TASK BRIEF:
Copy every line in the records below that contains the word "Lisabonských".

EXERCISE MATERIALS:
--------------------------------
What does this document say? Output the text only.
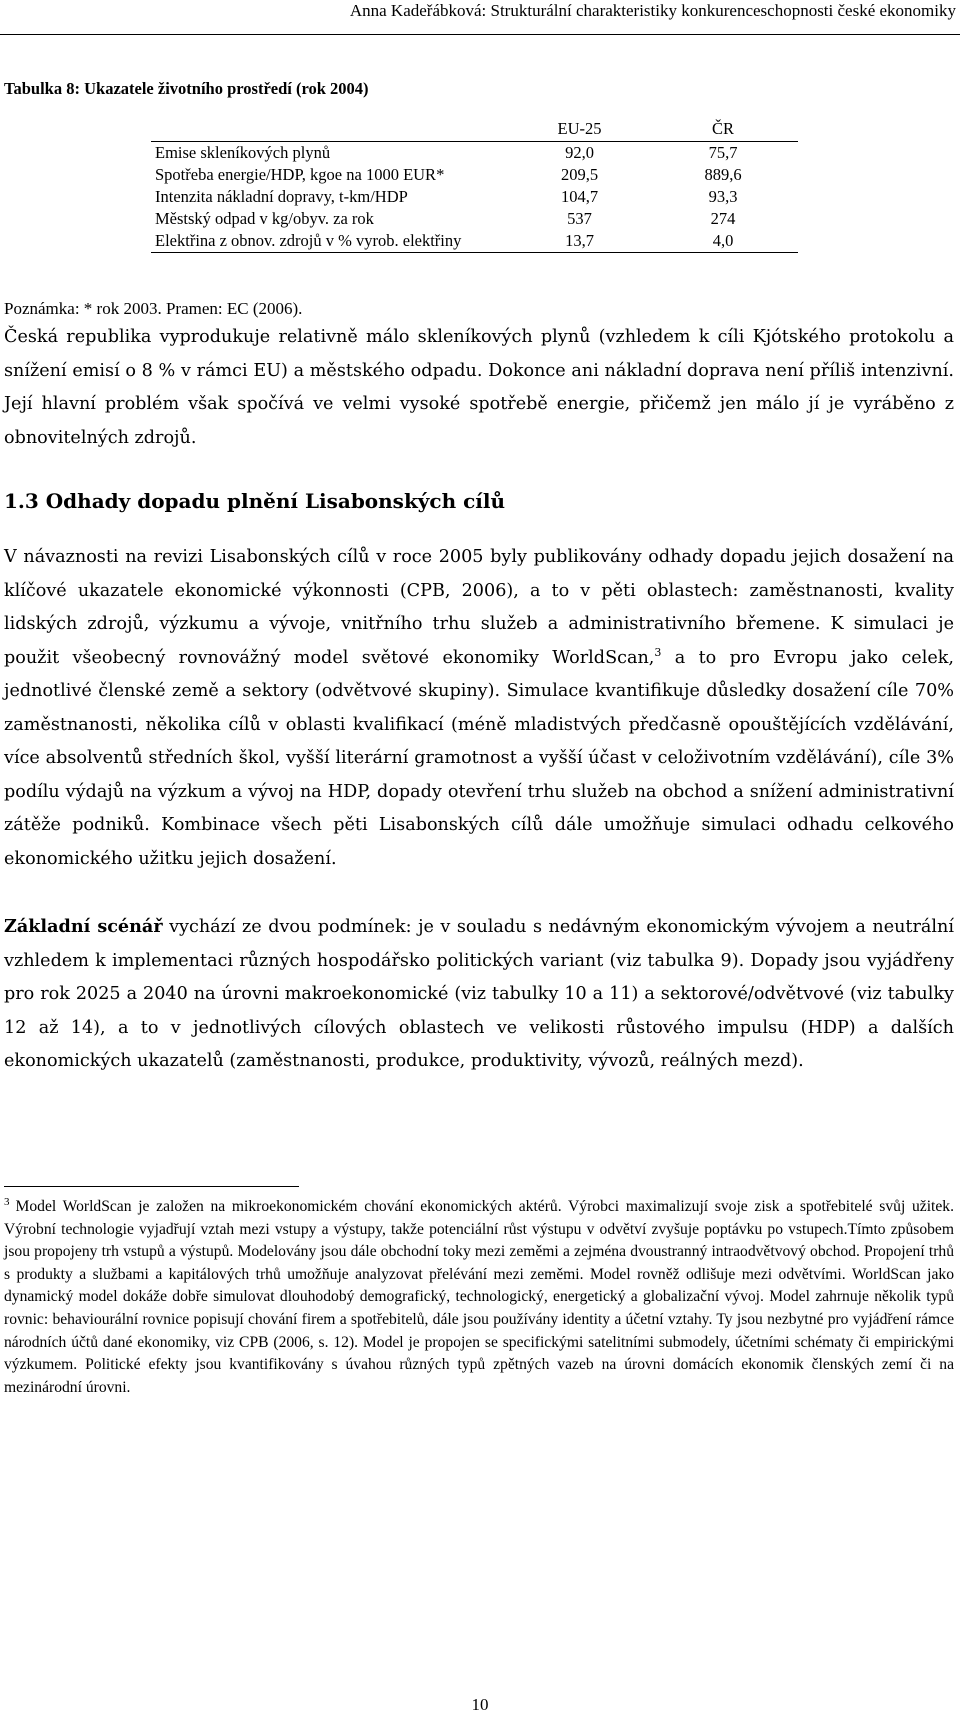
Anna Kadeřábková: Strukturální charakteristiky konkurenceschopnosti české ekonomiky
Tabulka 8: Ukazatele životního prostředí (rok 2004)
	EU-25	ČR
Emise skleníkových plynů	92,0	75,7
Spotřeba energie/HDP, kgoe na 1000 EUR*	209,5	889,6
Intenzita nákladní dopravy, t-km/HDP	104,7	93,3
Městský odpad v kg/obyv. za rok	537	274
Elektřina z obnov. zdrojů v % vyrob. elektřiny	13,7	4,0
Poznámka: * rok 2003. Pramen: EC (2006).

Česká republika vyprodukuje relativně málo skleníkových plynů (vzhledem k cíli Kjótského protokolu a snížení emisí o 8 % v rámci EU) a městského odpadu. Dokonce ani nákladní doprava není příliš intenzivní. Její hlavní problém však spočívá ve velmi vysoké spotřebě energie, přičemž jen málo jí je vyráběno z obnovitelných zdrojů.

1.3 Odhady dopadu plnění Lisabonských cílů

V návaznosti na revizi Lisabonských cílů v roce 2005 byly publikovány odhady dopadu jejich dosažení na klíčové ukazatele ekonomické výkonnosti (CPB, 2006), a to v pěti oblastech: zaměstnanosti, kvality lidských zdrojů, výzkumu a vývoje, vnitřního trhu služeb a administrativního břemene. K simulaci je použit všeobecný rovnovážný model světové ekonomiky WorldScan,$^3$ a to pro Evropu jako celek, jednotlivé členské země a sektory (odvětvové skupiny). Simulace kvantifikuje důsledky dosažení cíle 70% zaměstnanosti, několika cílů v oblasti kvalifikací (méně mladistvých předčasně opouštějících vzdělávání, více absolventů středních škol, vyšší literární gramotnost a vyšší účast v celoživotním vzdělávání), cíle 3% podílu výdajů na výzkum a vývoj na HDP, dopady otevření trhu služeb na obchod a snížení administrativní zátěže podniků. Kombinace všech pěti Lisabonských cílů dále umožňuje simulaci odhadu celkového ekonomického užitku jejich dosažení.

Základní scénář vychází ze dvou podmínek: je v souladu s nedávným ekonomickým vývojem a neutrální vzhledem k implementaci různých hospodářsko politických variant (viz tabulka 9). Dopady jsou vyjádřeny pro rok 2025 a 2040 na úrovni makroekonomické (viz tabulky 10 a 11) a sektorové/odvětvové (viz tabulky 12 až 14), a to v jednotlivých cílových oblastech ve velikosti růstového impulsu (HDP) a dalších ekonomických ukazatelů (zaměstnanosti, produkce, produktivity, vývozů, reálných mezd).

$^3$ Model WorldScan je založen na mikroekonomickém chování ekonomických aktérů. Výrobci maximalizují svoje zisk a spotřebitelé svůj užitek. Výrobní technologie vyjadřují vztah mezi vstupy a výstupy, takže potenciální růst výstupu v odvětví zvyšuje poptávku po vstupech.Tímto způsobem jsou propojeny trh vstupů a výstupů. Modelovány jsou dále obchodní toky mezi zeměmi a zejména dvoustranný intraodvětvový obchod. Propojení trhů s produkty a službami a kapitálových trhů umožňuje analyzovat přelévání mezi zeměmi. Model rovněž odlišuje mezi odvětvími. WorldScan jako dynamický model dokáže dobře simulovat dlouhodobý demografický, technologický, energetický a globalizační vývoj. Model zahrnuje několik typů rovnic: behaviourální rovnice popisují chování firem a spotřebitelů, dále jsou používány identity a účetní vztahy. Ty jsou nezbytné pro vyjádření rámce národních účtů dané ekonomiky, viz CPB (2006, s. 12). Model je propojen se specifickými satelitními submodely, účetními schématy či empirickými výzkumem. Politické efekty jsou kvantifikovány s úvahou různých typů zpětných vazeb na úrovni domácích ekonomik členských zemí či na mezinárodní úrovni.

10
--------------------------------
RESPONSE FOR THIS EXERCISE:
1.3 Odhady dopadu plnění Lisabonských cílů
V návaznosti na revizi Lisabonských cílů v roce 2005 byly publikovány odhady dopadu jejich dosažení na klíčové ukazatele ekonomické výkonnosti (CPB, 2006), a to v pěti oblastech: zaměstnanosti, kvality lidských zdrojů, výzkumu a vývoje, vnitřního trhu služeb a administrativního břemene. K simulaci je použit všeobecný rovnovážný model světové ekonomiky WorldScan,$^3$ a to pro Evropu jako celek, jednotlivé členské země a sektory (odvětvové skupiny). Simulace kvantifikuje důsledky dosažení cíle 70% zaměstnanosti, několika cílů v oblasti kvalifikací (méně mladistvých předčasně opouštějících vzdělávání, více absolventů středních škol, vyšší literární gramotnost a vyšší účast v celoživotním vzdělávání), cíle 3% podílu výdajů na výzkum a vývoj na HDP, dopady otevření trhu služeb na obchod a snížení administrativní zátěže podniků. Kombinace všech pěti Lisabonských cílů dále umožňuje simulaci odhadu celkového ekonomického užitku jejich dosažení.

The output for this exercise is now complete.